** Work required **
The records below are to be quoted in full; please keep every word exact.

--- BEGIN Exercise inputs ---

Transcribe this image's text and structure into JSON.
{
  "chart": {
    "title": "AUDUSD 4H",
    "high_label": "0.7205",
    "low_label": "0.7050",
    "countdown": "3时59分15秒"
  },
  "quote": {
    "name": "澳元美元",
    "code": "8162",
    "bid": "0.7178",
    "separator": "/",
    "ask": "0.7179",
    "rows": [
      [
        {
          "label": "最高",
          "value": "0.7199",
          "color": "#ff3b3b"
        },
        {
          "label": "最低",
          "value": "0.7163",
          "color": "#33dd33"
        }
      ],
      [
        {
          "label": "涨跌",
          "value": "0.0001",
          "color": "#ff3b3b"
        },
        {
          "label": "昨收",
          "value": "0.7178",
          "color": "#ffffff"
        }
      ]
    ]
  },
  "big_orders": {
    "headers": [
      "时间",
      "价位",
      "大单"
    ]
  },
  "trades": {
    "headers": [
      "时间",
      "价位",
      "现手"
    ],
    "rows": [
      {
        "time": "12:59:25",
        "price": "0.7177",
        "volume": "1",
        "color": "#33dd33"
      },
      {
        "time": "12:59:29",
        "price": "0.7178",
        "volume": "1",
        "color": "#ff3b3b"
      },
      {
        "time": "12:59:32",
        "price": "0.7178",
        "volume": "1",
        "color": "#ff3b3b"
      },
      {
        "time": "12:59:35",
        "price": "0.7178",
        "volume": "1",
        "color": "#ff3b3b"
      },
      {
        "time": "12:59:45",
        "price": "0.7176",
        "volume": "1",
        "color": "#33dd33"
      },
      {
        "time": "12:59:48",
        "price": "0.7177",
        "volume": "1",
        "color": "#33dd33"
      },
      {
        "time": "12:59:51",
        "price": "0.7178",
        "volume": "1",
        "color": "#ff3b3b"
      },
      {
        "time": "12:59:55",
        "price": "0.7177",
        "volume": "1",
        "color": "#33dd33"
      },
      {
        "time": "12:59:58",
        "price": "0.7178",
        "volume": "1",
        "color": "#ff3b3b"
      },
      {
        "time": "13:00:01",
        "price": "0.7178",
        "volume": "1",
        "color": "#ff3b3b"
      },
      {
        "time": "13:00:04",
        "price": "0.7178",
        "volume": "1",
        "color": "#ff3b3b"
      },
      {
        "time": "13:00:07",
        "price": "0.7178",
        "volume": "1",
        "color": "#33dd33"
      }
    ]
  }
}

--- END Exercise inputs ---

** Result of this task **
Transcribe this image's text and structure into JSON.
{
  "chart": {
    "title": "AUDUSD 4H",
    "high_label": "0.7205",
    "low_label": "0.7050",
    "countdown": "3时59分15秒"
  },
  "quote": {
    "name": "澳元美元",
    "code": "8162",
    "bid": "0.7178",
    "separator": "/",
    "ask": "0.7179",
    "rows": [
      [
        {
          "label": "最高",
          "value": "0.7199",
          "color": "#ff3b3b"
        },
        {
          "label": "最低",
          "value": "0.7163",
          "color": "#33dd33"
        }
      ],
      [
        {
          "label": "涨跌",
          "value": "0.0001",
          "color": "#ff3b3b"
        },
        {
          "label": "昨收",
          "value": "0.7178",
          "color": "#ffffff"
        }
      ]
    ]
  },
  "big_orders": {
    "headers": [
      "时间",
      "价位",
      "大单"
    ]
  },
  "trades": {
    "headers": [
      "时间",
      "价位",
      "现手"
    ],
    "rows": [
      {
        "time": "12:59:25",
        "price": "0.7177",
        "volume": "1",
        "color": "#33dd33"
      },
      {
        "time": "12:59:29",
        "price": "0.7178",
        "volume": "1",
        "color": "#ff3b3b"
      },
      {
        "time": "12:59:32",
        "price": "0.7178",
        "volume": "1",
        "color": "#ff3b3b"
      },
      {
        "time": "12:59:35",
        "price": "0.7178",
        "volume": "1",
        "color": "#ff3b3b"
      },
      {
        "time": "12:59:45",
        "price": "0.7176",
        "volume": "1",
        "color": "#33dd33"
      },
      {
        "time": "12:59:48",
        "price": "0.7177",
        "volume": "1",
        "color": "#33dd33"
      },
      {
        "time": "12:59:51",
        "price": "0.7178",
        "volume": "1",
        "color": "#ff3b3b"
      },
      {
        "time": "12:59:55",
        "price": "0.7177",
        "volume": "1",
        "color": "#33dd33"
      },
      {
        "time": "12:59:58",
        "price": "0.7178",
        "volume": "1",
        "color": "#ff3b3b"
      },
      {
        "time": "13:00:01",
        "price": "0.7178",
        "volume": "1",
        "color": "#ff3b3b"
      },
      {
        "time": "13:00:04",
        "price": "0.7178",
        "volume": "1",
        "color": "#ff3b3b"
      },
      {
        "time": "13:00:07",
        "price": "0.7178",
        "volume": "1",
        "color": "#33dd33"
      }
    ]
  }
}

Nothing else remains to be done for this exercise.